**The exercise**
Repeat each record below exactly, dropping the pictures.

^^^^^^^^

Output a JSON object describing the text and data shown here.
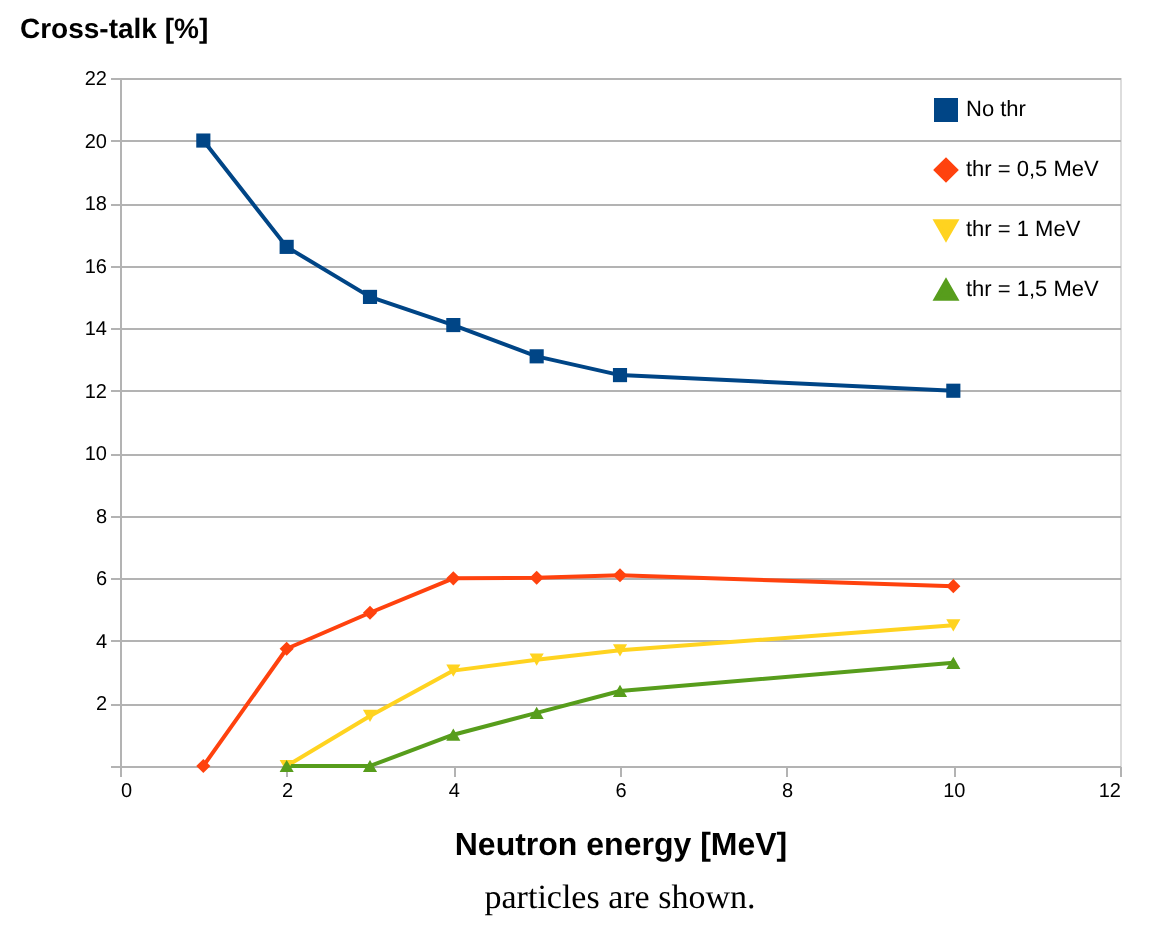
{
  "chart_data": {
    "type": "line",
    "title": "Cross-talk [%]",
    "xlabel": "Neutron energy [MeV]",
    "xlim": [
      0,
      12
    ],
    "xticks": [
      0,
      2,
      4,
      6,
      8,
      10,
      12
    ],
    "ylim": [
      0,
      22
    ],
    "yticks": [
      {
        "value": 0,
        "label": null
      },
      2,
      4,
      6,
      8,
      10,
      12,
      14,
      16,
      18,
      20,
      22
    ],
    "grid": "y",
    "legend": "top right",
    "line_style": "solid",
    "annotations": [
      "particles are shown."
    ],
    "series": [
      {
        "name": "No thr",
        "color": "#004586",
        "marker": "square",
        "x": [
          1,
          2,
          3,
          4,
          5,
          6,
          10
        ],
        "values": [
          20,
          16.6,
          15.0,
          14.1,
          13.1,
          12.5,
          12.0
        ]
      },
      {
        "name": "thr = 0,5 MeV",
        "color": "#ff420e",
        "marker": "diamond",
        "x": [
          1,
          2,
          3,
          4,
          5,
          6,
          10
        ],
        "values": [
          0,
          3.75,
          4.9,
          6.0,
          6.02,
          6.1,
          5.75
        ]
      },
      {
        "name": "thr = 1 MeV",
        "color": "#ffd320",
        "marker": "triangle-down",
        "x": [
          2,
          3,
          4,
          5,
          6,
          10
        ],
        "values": [
          0,
          1.6,
          3.05,
          3.4,
          3.7,
          4.5
        ]
      },
      {
        "name": "thr = 1,5 MeV",
        "color": "#579d1c",
        "marker": "triangle",
        "x": [
          2,
          3,
          4,
          5,
          6,
          10
        ],
        "values": [
          0,
          0,
          1.0,
          1.7,
          2.4,
          3.3
        ]
      }
    ]
  }
}
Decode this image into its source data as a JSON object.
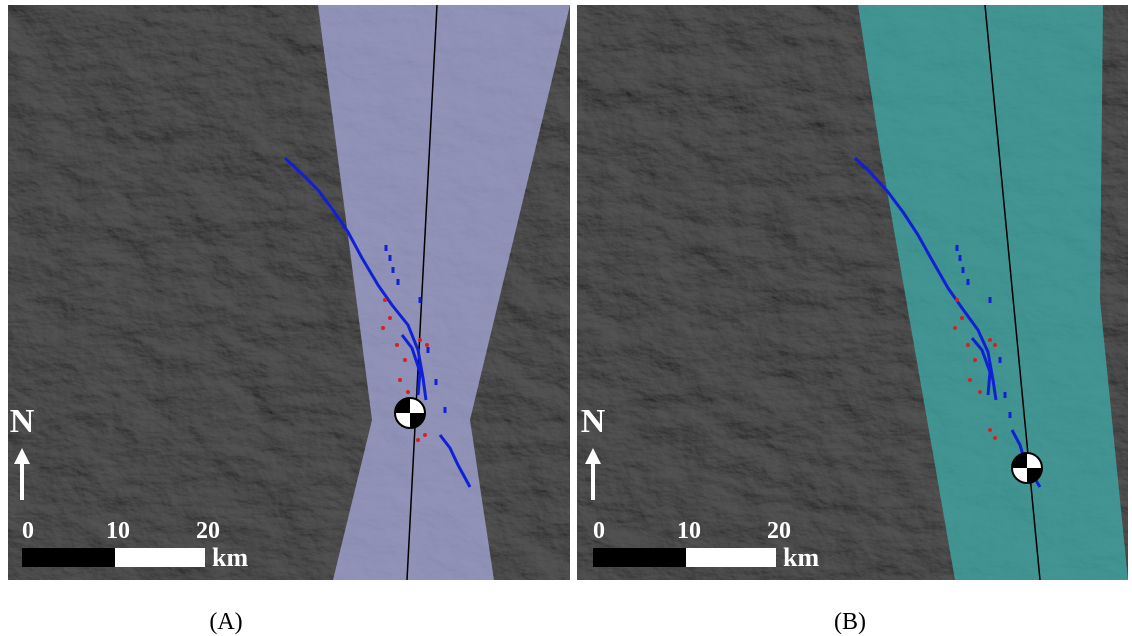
{
  "panels": [
    {
      "north": "N",
      "scale_labels": [
        "0",
        "10",
        "20"
      ],
      "unit": "km",
      "caption": "(A)"
    },
    {
      "north": "N",
      "scale_labels": [
        "0",
        "10",
        "20"
      ],
      "unit": "km",
      "caption": "(B)"
    }
  ]
}
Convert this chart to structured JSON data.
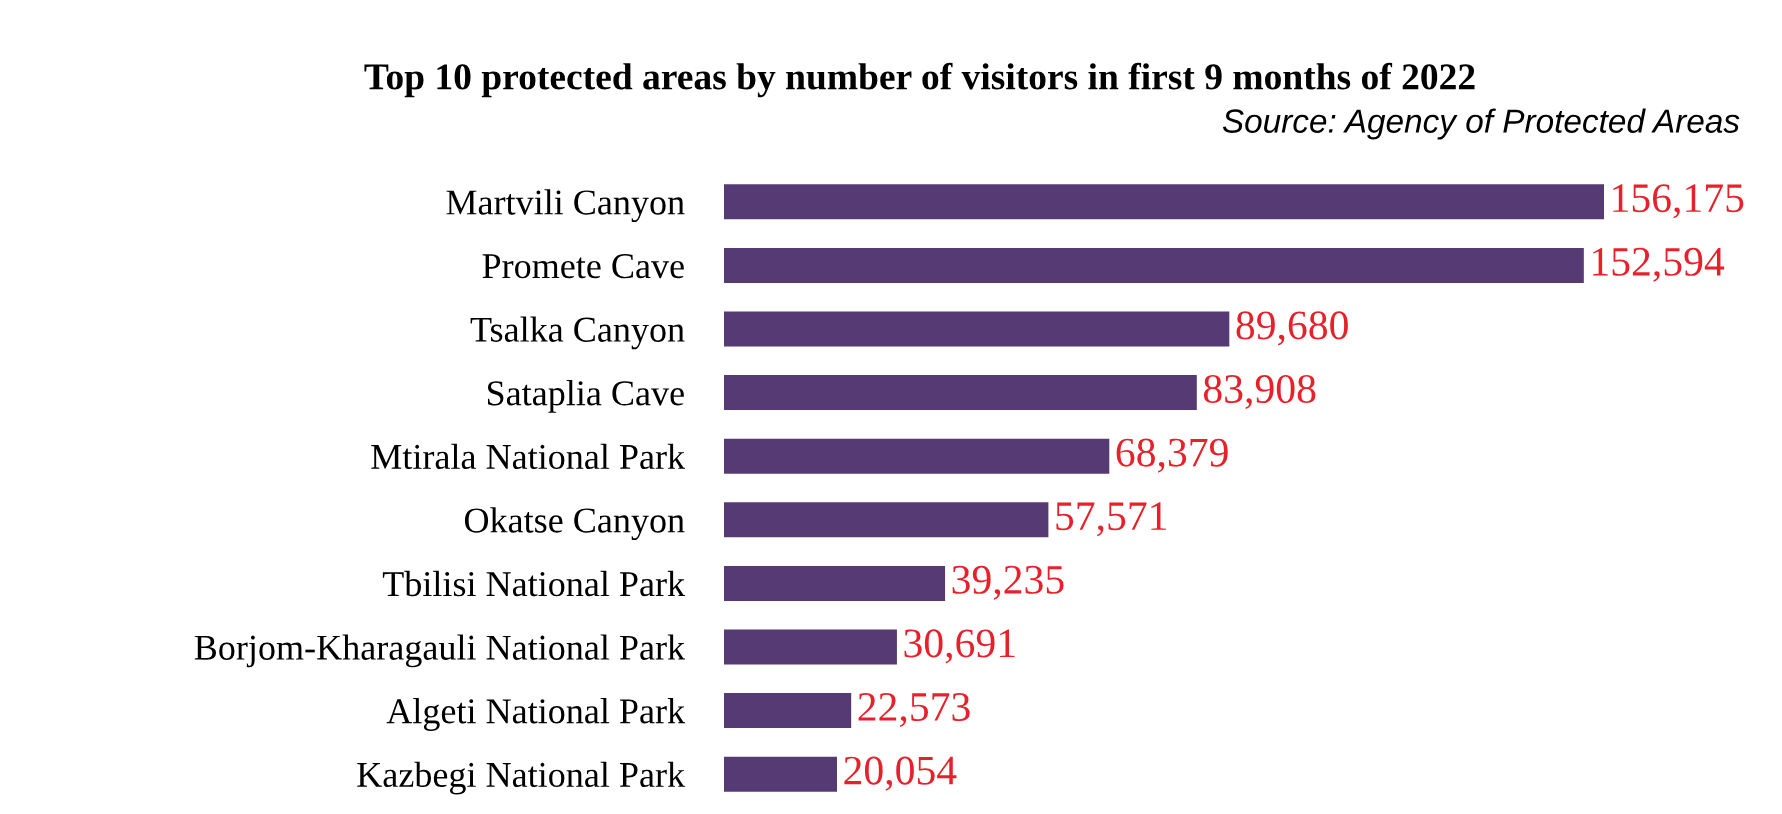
{
  "chart_data": {
    "type": "bar",
    "orientation": "horizontal",
    "title": "Top 10 protected areas by number of visitors in first 9 months of 2022",
    "annotations": [
      "Source: Agency of Protected Areas"
    ],
    "categories": [
      "Martvili Canyon",
      "Promete Cave",
      "Tsalka Canyon",
      "Sataplia Cave",
      "Mtirala National Park",
      "Okatse Canyon",
      "Tbilisi National Park",
      "Borjom-Kharagauli National Park",
      "Algeti National Park",
      "Kazbegi National Park"
    ],
    "values": [
      156175,
      152594,
      89680,
      83908,
      68379,
      57571,
      39235,
      30691,
      22573,
      20054
    ],
    "color": "#553a73",
    "value_labels": [
      "156,175",
      "152,594",
      "89,680",
      "83,908",
      "68,379",
      "57,571",
      "39,235",
      "30,691",
      "22,573",
      "20,054"
    ]
  }
}
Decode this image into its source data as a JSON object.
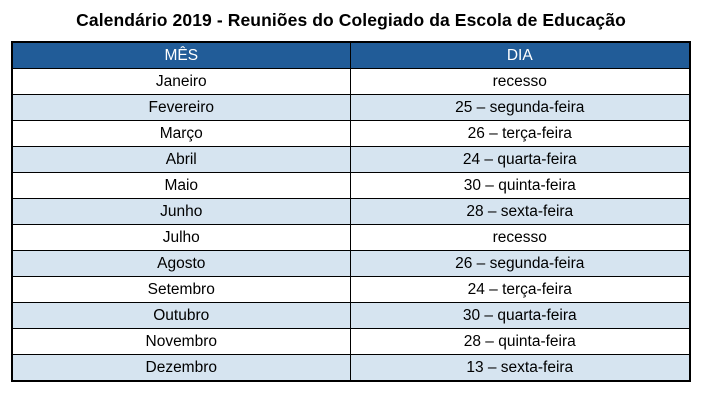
{
  "title": "Calendário 2019 - Reuniões do Colegiado da Escola de Educação",
  "colors": {
    "header_bg": "#215C98",
    "header_text": "#FFFFFF",
    "alt_row_bg": "#D6E4F0",
    "border": "#000000"
  },
  "table": {
    "headers": [
      "MÊS",
      "DIA"
    ],
    "rows": [
      {
        "mes": "Janeiro",
        "dia": "recesso"
      },
      {
        "mes": "Fevereiro",
        "dia": "25 – segunda-feira"
      },
      {
        "mes": "Março",
        "dia": "26 – terça-feira"
      },
      {
        "mes": "Abril",
        "dia": "24 – quarta-feira"
      },
      {
        "mes": "Maio",
        "dia": "30 – quinta-feira"
      },
      {
        "mes": "Junho",
        "dia": "28 – sexta-feira"
      },
      {
        "mes": "Julho",
        "dia": "recesso"
      },
      {
        "mes": "Agosto",
        "dia": "26 – segunda-feira"
      },
      {
        "mes": "Setembro",
        "dia": "24 – terça-feira"
      },
      {
        "mes": "Outubro",
        "dia": "30 – quarta-feira"
      },
      {
        "mes": "Novembro",
        "dia": "28 – quinta-feira"
      },
      {
        "mes": "Dezembro",
        "dia": "13 – sexta-feira"
      }
    ]
  }
}
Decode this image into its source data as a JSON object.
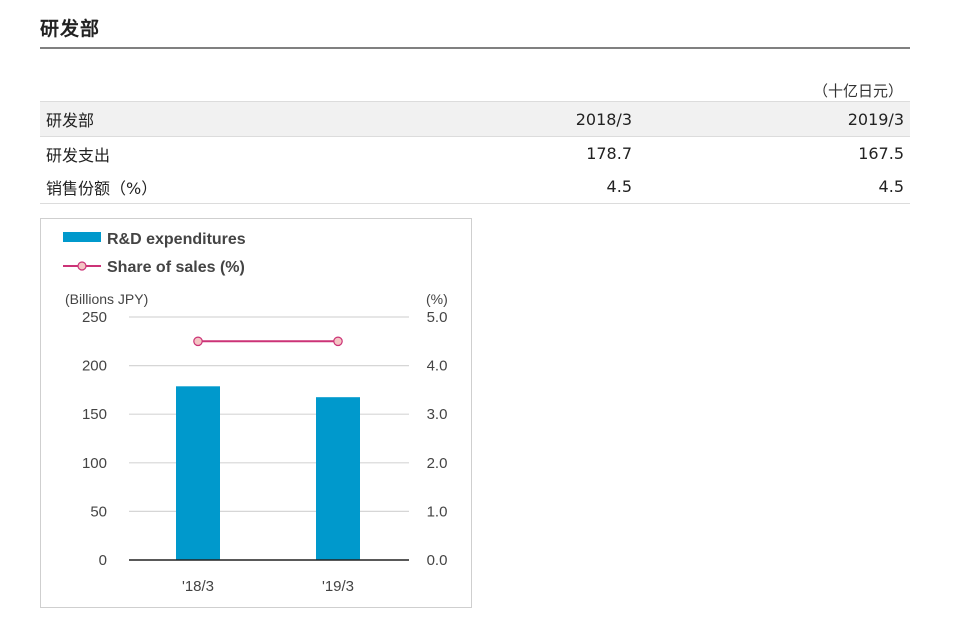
{
  "section": {
    "title": "研发部"
  },
  "table": {
    "unit_note": "（十亿日元）",
    "header": [
      "研发部",
      "2018/3",
      "2019/3"
    ],
    "rows": [
      [
        "研发支出",
        "178.7",
        "167.5"
      ],
      [
        "销售份额（%）",
        "4.5",
        "4.5"
      ]
    ]
  },
  "chart_data": {
    "type": "bar",
    "categories": [
      "'18/3",
      "'19/3"
    ],
    "series": [
      {
        "name": "R&D expenditures",
        "type": "bar",
        "axis": "left",
        "values": [
          178.7,
          167.5
        ],
        "color": "#0099cc"
      },
      {
        "name": "Share of sales (%)",
        "type": "line",
        "axis": "right",
        "values": [
          4.5,
          4.5
        ],
        "color": "#cc3377",
        "marker_fill": "#f4c4c4"
      }
    ],
    "y_left": {
      "label": "(Billions JPY)",
      "ylim": [
        0,
        250
      ],
      "ticks": [
        "250",
        "200",
        "150",
        "100",
        "50",
        "0"
      ]
    },
    "y_right": {
      "label": "(%)",
      "ylim": [
        0,
        5
      ],
      "ticks": [
        "5.0",
        "4.0",
        "3.0",
        "2.0",
        "1.0",
        "0.0"
      ]
    },
    "grid": true,
    "legend_position": "top-left"
  }
}
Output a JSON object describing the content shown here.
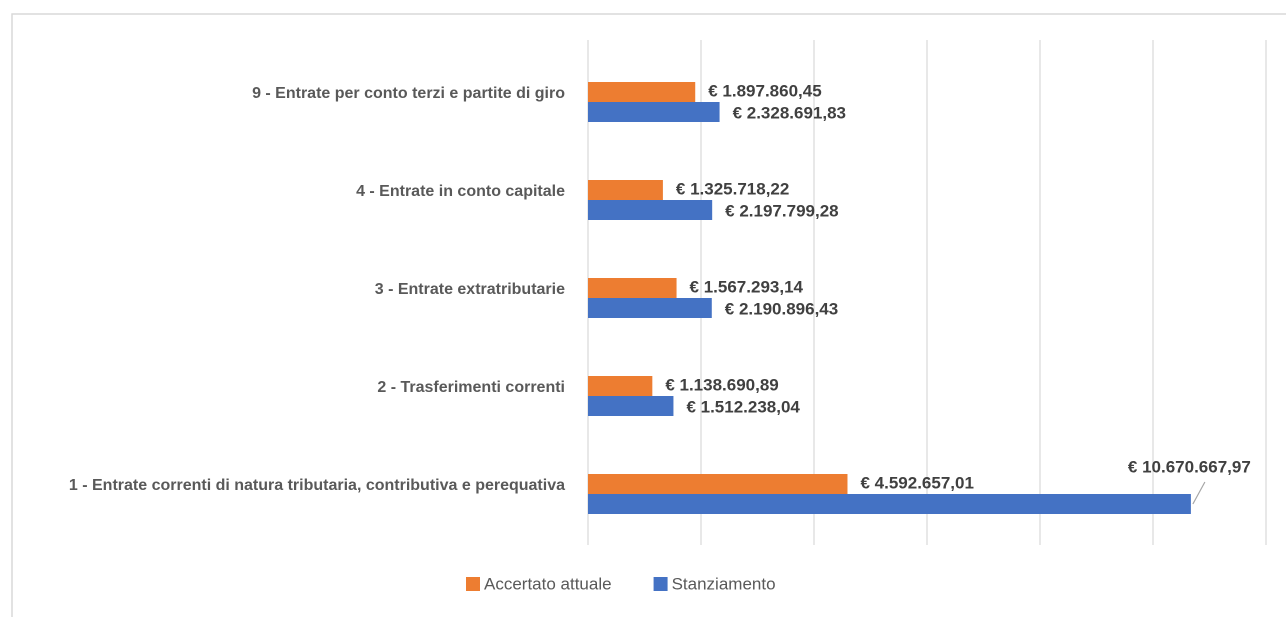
{
  "chart_data": {
    "type": "bar",
    "orientation": "horizontal",
    "categories": [
      "1 - Entrate correnti di natura tributaria, contributiva e perequativa",
      "2 - Trasferimenti correnti",
      "3 - Entrate extratributarie",
      "4 - Entrate in conto capitale",
      "9 - Entrate per conto terzi e partite di giro"
    ],
    "series": [
      {
        "name": "Accertato attuale",
        "color": "#ed7d31",
        "values": [
          4592657.01,
          1138690.89,
          1567293.14,
          1325718.22,
          1897860.45
        ],
        "value_labels": [
          "€ 4.592.657,01",
          "€ 1.138.690,89",
          "€ 1.567.293,14",
          "€ 1.325.718,22",
          "€ 1.897.860,45"
        ]
      },
      {
        "name": "Stanziamento",
        "color": "#4472c4",
        "values": [
          10670667.97,
          1512238.04,
          2190896.43,
          2197799.28,
          2328691.83
        ],
        "value_labels": [
          "€ 10.670.667,97",
          "€ 1.512.238,04",
          "€ 2.190.896,43",
          "€ 2.197.799,28",
          "€ 2.328.691,83"
        ]
      }
    ],
    "xlim": [
      0,
      12000000
    ],
    "xticks": [
      0,
      2000000,
      4000000,
      6000000,
      8000000,
      10000000,
      12000000
    ],
    "grid": true,
    "legend": "bottom"
  }
}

^^^^^^^^

**Solution for this task**
Output a JSON object describing the text and data shown here.
{
  "chart_data": {
    "type": "line",
    "title": "Cross-talk [%]",
    "xlabel": "Neutron energy [MeV]",
    "xlim": [
      0,
      12
    ],
    "xticks": [
      0,
      2,
      4,
      6,
      8,
      10,
      12
    ],
    "ylim": [
      0,
      22
    ],
    "yticks": [
      {
        "value": 0,
        "label": null
      },
      2,
      4,
      6,
      8,
      10,
      12,
      14,
      16,
      18,
      20,
      22
    ],
    "grid": "y",
    "legend": "top right",
    "line_style": "solid",
    "annotations": [
      "particles are shown."
    ],
    "series": [
      {
        "name": "No thr",
        "color": "#004586",
        "marker": "square",
        "x": [
          1,
          2,
          3,
          4,
          5,
          6,
          10
        ],
        "values": [
          20,
          16.6,
          15.0,
          14.1,
          13.1,
          12.5,
          12.0
        ]
      },
      {
        "name": "thr = 0,5 MeV",
        "color": "#ff420e",
        "marker": "diamond",
        "x": [
          1,
          2,
          3,
          4,
          5,
          6,
          10
        ],
        "values": [
          0,
          3.75,
          4.9,
          6.0,
          6.02,
          6.1,
          5.75
        ]
      },
      {
        "name": "thr = 1 MeV",
        "color": "#ffd320",
        "marker": "triangle-down",
        "x": [
          2,
          3,
          4,
          5,
          6,
          10
        ],
        "values": [
          0,
          1.6,
          3.05,
          3.4,
          3.7,
          4.5
        ]
      },
      {
        "name": "thr = 1,5 MeV",
        "color": "#579d1c",
        "marker": "triangle",
        "x": [
          2,
          3,
          4,
          5,
          6,
          10
        ],
        "values": [
          0,
          0,
          1.0,
          1.7,
          2.4,
          3.3
        ]
      }
    ]
  }
}
Decode this image into its source data as a JSON object.
{
  "panels": [
    {
      "north": "N",
      "scale_labels": [
        "0",
        "10",
        "20"
      ],
      "unit": "km",
      "caption": "(A)"
    },
    {
      "north": "N",
      "scale_labels": [
        "0",
        "10",
        "20"
      ],
      "unit": "km",
      "caption": "(B)"
    }
  ]
}
Convert this chart to structured JSON data.
{
  "chart_data": {
    "type": "bar",
    "orientation": "horizontal",
    "title": "Top 10 protected areas by number of visitors in first 9 months of 2022",
    "annotations": [
      "Source: Agency of Protected Areas"
    ],
    "categories": [
      "Martvili Canyon",
      "Promete Cave",
      "Tsalka Canyon",
      "Sataplia Cave",
      "Mtirala National Park",
      "Okatse Canyon",
      "Tbilisi National Park",
      "Borjom-Kharagauli National Park",
      "Algeti National Park",
      "Kazbegi National Park"
    ],
    "values": [
      156175,
      152594,
      89680,
      83908,
      68379,
      57571,
      39235,
      30691,
      22573,
      20054
    ],
    "color": "#553a73",
    "value_labels": [
      "156,175",
      "152,594",
      "89,680",
      "83,908",
      "68,379",
      "57,571",
      "39,235",
      "30,691",
      "22,573",
      "20,054"
    ]
  }
}
Decode this image into its source data as a JSON object.
{
  "title": "Calendário 2019 - Reuniões do Colegiado da Escola de Educação",
  "colors": {
    "header_bg": "#215C98",
    "header_text": "#FFFFFF",
    "alt_row_bg": "#D6E4F0",
    "border": "#000000"
  },
  "table": {
    "headers": [
      "MÊS",
      "DIA"
    ],
    "rows": [
      {
        "mes": "Janeiro",
        "dia": "recesso"
      },
      {
        "mes": "Fevereiro",
        "dia": "25 – segunda-feira"
      },
      {
        "mes": "Março",
        "dia": "26 – terça-feira"
      },
      {
        "mes": "Abril",
        "dia": "24 – quarta-feira"
      },
      {
        "mes": "Maio",
        "dia": "30 – quinta-feira"
      },
      {
        "mes": "Junho",
        "dia": "28 – sexta-feira"
      },
      {
        "mes": "Julho",
        "dia": "recesso"
      },
      {
        "mes": "Agosto",
        "dia": "26 – segunda-feira"
      },
      {
        "mes": "Setembro",
        "dia": "24 – terça-feira"
      },
      {
        "mes": "Outubro",
        "dia": "30 – quarta-feira"
      },
      {
        "mes": "Novembro",
        "dia": "28 – quinta-feira"
      },
      {
        "mes": "Dezembro",
        "dia": "13 – sexta-feira"
      }
    ]
  }
}
Decode this image into its source data as a JSON object.
{
  "section": {
    "title": "研发部"
  },
  "table": {
    "unit_note": "（十亿日元）",
    "header": [
      "研发部",
      "2018/3",
      "2019/3"
    ],
    "rows": [
      [
        "研发支出",
        "178.7",
        "167.5"
      ],
      [
        "销售份额（%）",
        "4.5",
        "4.5"
      ]
    ]
  },
  "chart_data": {
    "type": "bar",
    "categories": [
      "'18/3",
      "'19/3"
    ],
    "series": [
      {
        "name": "R&D expenditures",
        "type": "bar",
        "axis": "left",
        "values": [
          178.7,
          167.5
        ],
        "color": "#0099cc"
      },
      {
        "name": "Share of sales (%)",
        "type": "line",
        "axis": "right",
        "values": [
          4.5,
          4.5
        ],
        "color": "#cc3377",
        "marker_fill": "#f4c4c4"
      }
    ],
    "y_left": {
      "label": "(Billions JPY)",
      "ylim": [
        0,
        250
      ],
      "ticks": [
        "250",
        "200",
        "150",
        "100",
        "50",
        "0"
      ]
    },
    "y_right": {
      "label": "(%)",
      "ylim": [
        0,
        5
      ],
      "ticks": [
        "5.0",
        "4.0",
        "3.0",
        "2.0",
        "1.0",
        "0.0"
      ]
    },
    "grid": true,
    "legend_position": "top-left"
  }
}
Output a JSON object describing the content shown here.
{
  "chart_data": {
    "type": "bar",
    "orientation": "horizontal",
    "categories": [
      "1 - Entrate correnti di natura tributaria, contributiva e perequativa",
      "2 - Trasferimenti correnti",
      "3 - Entrate extratributarie",
      "4 - Entrate in conto capitale",
      "9 - Entrate per conto terzi e partite di giro"
    ],
    "series": [
      {
        "name": "Accertato attuale",
        "color": "#ed7d31",
        "values": [
          4592657.01,
          1138690.89,
          1567293.14,
          1325718.22,
          1897860.45
        ],
        "value_labels": [
          "€ 4.592.657,01",
          "€ 1.138.690,89",
          "€ 1.567.293,14",
          "€ 1.325.718,22",
          "€ 1.897.860,45"
        ]
      },
      {
        "name": "Stanziamento",
        "color": "#4472c4",
        "values": [
          10670667.97,
          1512238.04,
          2190896.43,
          2197799.28,
          2328691.83
        ],
        "value_labels": [
          "€ 10.670.667,97",
          "€ 1.512.238,04",
          "€ 2.190.896,43",
          "€ 2.197.799,28",
          "€ 2.328.691,83"
        ]
      }
    ],
    "xlim": [
      0,
      12000000
    ],
    "xticks": [
      0,
      2000000,
      4000000,
      6000000,
      8000000,
      10000000,
      12000000
    ],
    "grid": true,
    "legend": "bottom"
  }
}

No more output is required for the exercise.